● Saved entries
◆ ◆ ◆ ◆
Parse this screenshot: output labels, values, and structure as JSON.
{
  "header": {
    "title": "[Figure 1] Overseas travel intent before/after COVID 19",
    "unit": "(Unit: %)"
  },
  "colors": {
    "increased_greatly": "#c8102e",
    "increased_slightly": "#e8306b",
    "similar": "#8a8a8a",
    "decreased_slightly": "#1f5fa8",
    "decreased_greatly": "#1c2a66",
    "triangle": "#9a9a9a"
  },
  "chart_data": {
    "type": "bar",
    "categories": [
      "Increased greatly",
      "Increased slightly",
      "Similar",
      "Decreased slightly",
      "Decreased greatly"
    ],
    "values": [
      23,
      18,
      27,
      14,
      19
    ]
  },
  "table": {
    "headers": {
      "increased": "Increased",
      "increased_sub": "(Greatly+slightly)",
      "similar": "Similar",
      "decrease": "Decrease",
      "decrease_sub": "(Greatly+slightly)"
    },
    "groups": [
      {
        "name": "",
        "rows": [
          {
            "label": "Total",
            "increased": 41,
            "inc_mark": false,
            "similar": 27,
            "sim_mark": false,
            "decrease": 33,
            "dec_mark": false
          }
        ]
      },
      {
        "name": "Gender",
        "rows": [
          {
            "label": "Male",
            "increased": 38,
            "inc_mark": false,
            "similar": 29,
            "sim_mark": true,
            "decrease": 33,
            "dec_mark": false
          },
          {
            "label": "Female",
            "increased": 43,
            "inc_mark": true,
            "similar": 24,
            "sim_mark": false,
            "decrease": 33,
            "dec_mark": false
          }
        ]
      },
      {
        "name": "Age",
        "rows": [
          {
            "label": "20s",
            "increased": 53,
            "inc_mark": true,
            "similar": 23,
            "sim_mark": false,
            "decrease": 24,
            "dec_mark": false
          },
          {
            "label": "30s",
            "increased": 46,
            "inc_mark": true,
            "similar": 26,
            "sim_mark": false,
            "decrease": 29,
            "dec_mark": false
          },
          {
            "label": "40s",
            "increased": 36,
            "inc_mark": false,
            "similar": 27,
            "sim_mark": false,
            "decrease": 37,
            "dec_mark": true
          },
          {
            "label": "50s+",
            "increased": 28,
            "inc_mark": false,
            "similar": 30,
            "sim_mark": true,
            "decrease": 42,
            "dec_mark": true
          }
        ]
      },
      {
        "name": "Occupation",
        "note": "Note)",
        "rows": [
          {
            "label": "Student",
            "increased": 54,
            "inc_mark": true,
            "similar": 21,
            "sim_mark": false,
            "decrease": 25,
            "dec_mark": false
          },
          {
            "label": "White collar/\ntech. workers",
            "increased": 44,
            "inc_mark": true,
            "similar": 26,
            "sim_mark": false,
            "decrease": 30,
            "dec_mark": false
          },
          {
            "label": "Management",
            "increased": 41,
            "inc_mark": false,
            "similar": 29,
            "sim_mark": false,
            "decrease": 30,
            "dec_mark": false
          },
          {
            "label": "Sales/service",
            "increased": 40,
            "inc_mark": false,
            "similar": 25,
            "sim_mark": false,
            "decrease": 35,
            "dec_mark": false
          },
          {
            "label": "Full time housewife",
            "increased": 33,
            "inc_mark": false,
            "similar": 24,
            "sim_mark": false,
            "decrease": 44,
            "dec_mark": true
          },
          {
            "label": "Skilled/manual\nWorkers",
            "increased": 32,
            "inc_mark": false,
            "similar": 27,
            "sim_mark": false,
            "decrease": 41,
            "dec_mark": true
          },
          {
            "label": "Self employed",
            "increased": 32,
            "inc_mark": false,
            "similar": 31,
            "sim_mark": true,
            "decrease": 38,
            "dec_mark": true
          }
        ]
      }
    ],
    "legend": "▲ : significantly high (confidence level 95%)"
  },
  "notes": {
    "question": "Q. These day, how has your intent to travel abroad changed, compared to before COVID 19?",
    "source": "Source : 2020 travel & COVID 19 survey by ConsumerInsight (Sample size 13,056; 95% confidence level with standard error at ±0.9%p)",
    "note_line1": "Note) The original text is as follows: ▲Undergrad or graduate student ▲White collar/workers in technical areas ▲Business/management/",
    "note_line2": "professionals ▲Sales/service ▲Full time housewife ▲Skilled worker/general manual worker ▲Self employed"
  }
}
◆ ◆ ◆ ◆
Identify the lines in the entries that hold "Skilled" and return each one.

● The answer
            "label": "Skilled/manual\nWorkers",
    "note_line2": "professionals ▲Sales/service ▲Full time housewife ▲Skilled worker/general manual worker ▲Self employed"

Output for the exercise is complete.